Exercise: Convert every line of the records below into a JSON list of strings, one string per line, leaving out blank lines and the pictures.

Supplied information:

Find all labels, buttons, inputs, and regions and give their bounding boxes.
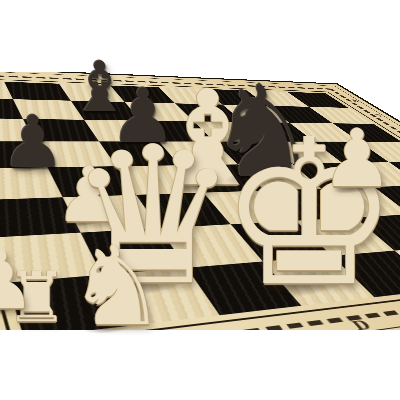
file-label-c: C [233,323,331,330]
chess-photo-scene: ABCDEFGH 12345678 ♝♟♟♝♞♟♛♚♟♜♞♟ [0,0,400,400]
file-label-d: D [317,314,400,330]
photo-frame: ABCDEFGH 12345678 [0,72,400,330]
board-squares [0,80,400,330]
chess-board: ABCDEFGH 12345678 [0,72,400,330]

Correct answer:
[
  "Find all labels, buttons, inputs, and regions and give their bounding boxes.",
  "file-label-c: C [233,323,331,330]",
  "chess-photo-scene: ABCDEFGH 12345678 ♝♟♟♝♞♟♛♚♟♜♞♟ [0,0,400,400]",
  "file-label-d: D [317,314,400,330]",
  "photo-frame: ABCDEFGH 12345678 [0,72,400,330]",
  "board-squares [0,80,400,330]",
  "chess-board: ABCDEFGH 12345678 [0,72,400,330]"
]